_TEXT EXCERPT_:
(begin)
I love this service and use if often, but I find Piedmont Rail Coalition’s communications to be confusingly sensationalist. This is perhaps the twelfth time I’ve heard that the service is about to be cancelled. Always in the same breath it is mentioned that the service is wildly popular and has exceeded Amtrak expectations by 2.5 times.
It is reported that 17.2 million was set aside by Virginia for a 3 year pilot of the two lines started in Virginia (Lynchburg/DC and Richmond). Assuming a 50% split, that means that the each train receives $2.86 million per year from the state.
So, the train was estimated to bring in $2.6 million, and also gets a $2.86 million subsidy from the state, that gets us to $5.46 million.
But, due to its success, the train generated $6.4 million in the first year, and maybe more in the second. Prima facie, this would seem to suggest that the service is self-supporting.
I know it must be more complicated than this; I’d love to see an even-keeled explanation of how the train is funded and what are the threats to its continued existence.
One issue is that the Richmond service and the Lynchburg service are tied together as part of the same contract. The state-funded Richmond service is not as successful, in part because it is competing with four other lines that come through Richmond every day. The daily train from Lynchburg service added reliability allowing Amtrak to fulfill pent-up demand.
(end)
_EXERCISES TO COMPLETE_:
**1.** Copy the portion of the comment about the Virginia train's funding that starts with "I love this" and goes on through "by 2.5 times.".
**2.** List each distinct amount the comment about the Virginia train's funding gives in millions, in the order it first appears.
**3.** Write a few sentences that pick up the comment about the Virginia train's funding after its last sentence.

_ENTRIES SUPPLIED_:
(begin)
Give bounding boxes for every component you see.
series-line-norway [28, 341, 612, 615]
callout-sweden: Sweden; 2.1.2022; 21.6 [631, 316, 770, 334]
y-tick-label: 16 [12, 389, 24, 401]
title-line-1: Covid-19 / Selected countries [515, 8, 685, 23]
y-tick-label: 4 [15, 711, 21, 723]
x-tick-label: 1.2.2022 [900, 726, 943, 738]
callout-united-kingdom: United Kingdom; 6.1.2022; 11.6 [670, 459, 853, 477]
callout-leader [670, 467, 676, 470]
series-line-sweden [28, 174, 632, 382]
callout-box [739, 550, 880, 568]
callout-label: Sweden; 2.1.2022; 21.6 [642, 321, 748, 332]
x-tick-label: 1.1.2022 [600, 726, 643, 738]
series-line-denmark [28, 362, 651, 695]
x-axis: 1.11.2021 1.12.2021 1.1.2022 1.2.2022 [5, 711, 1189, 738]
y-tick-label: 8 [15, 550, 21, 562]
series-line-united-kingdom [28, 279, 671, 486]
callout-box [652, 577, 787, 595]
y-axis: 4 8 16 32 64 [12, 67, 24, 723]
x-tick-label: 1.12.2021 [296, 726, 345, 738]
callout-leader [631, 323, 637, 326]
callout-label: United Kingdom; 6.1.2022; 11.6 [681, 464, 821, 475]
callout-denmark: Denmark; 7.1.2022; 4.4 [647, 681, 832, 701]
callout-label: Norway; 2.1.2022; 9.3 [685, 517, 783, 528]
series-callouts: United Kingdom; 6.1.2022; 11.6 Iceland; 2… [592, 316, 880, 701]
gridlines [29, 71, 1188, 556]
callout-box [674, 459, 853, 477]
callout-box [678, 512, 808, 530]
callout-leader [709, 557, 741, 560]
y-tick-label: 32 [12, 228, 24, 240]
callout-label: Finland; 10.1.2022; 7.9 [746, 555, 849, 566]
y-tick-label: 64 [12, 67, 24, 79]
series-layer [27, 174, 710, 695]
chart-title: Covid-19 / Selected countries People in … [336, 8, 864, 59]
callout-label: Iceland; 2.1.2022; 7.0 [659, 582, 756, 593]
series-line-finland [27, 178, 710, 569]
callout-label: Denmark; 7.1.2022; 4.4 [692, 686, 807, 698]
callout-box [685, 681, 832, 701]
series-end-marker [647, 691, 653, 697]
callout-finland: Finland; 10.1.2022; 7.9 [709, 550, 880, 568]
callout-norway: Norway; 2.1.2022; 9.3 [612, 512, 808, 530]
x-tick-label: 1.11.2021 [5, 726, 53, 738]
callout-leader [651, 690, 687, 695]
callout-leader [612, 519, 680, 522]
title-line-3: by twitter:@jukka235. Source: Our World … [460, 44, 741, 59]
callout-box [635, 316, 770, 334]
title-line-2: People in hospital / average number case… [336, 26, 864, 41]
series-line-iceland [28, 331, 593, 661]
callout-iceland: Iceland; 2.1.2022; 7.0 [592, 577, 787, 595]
(end)
_OUTPUTS BY TASK_:
**1.**
I love this service and use if often, but I find Piedmont Rail Coalition’s communications to be confusingly sensationalist. This is perhaps the twelfth time I’ve heard that the service is about to be cancelled. Always in the same breath it is mentioned that the service is wildly popular and has exceeded Amtrak expectations by 2.5 times.

**2.**
17.2 million
$2.86 million
$2.6 million
$5.46 million
$6.4 million

**3.**
This latest story has to do with Congress changing the rules under which this experiment has been conducted. We’ll be paying attention to the Commonwealth Transportation Board’s meeting later this month to see what develops.
Waldo, I think any gas tax should support the car/truck infrastructure, likewise air fares and taxes should support airports and the air control system. Trains can be supported by their ticket prices.
Also, the Richmond service should not be tied to Lynchburg when deciding what to keep/kill.
Gotcha—so it’s not that you hold rail service to a different standard, you would just prefer something closer to a libertarian model of funding transportation than what we use now.
It seems rather unfair to hold rail to this standard when we don’t hold airlines and automobiles to this standard, but I assume that you’re actually proposing that we overhaul how all of those are funded, making them based on user fees.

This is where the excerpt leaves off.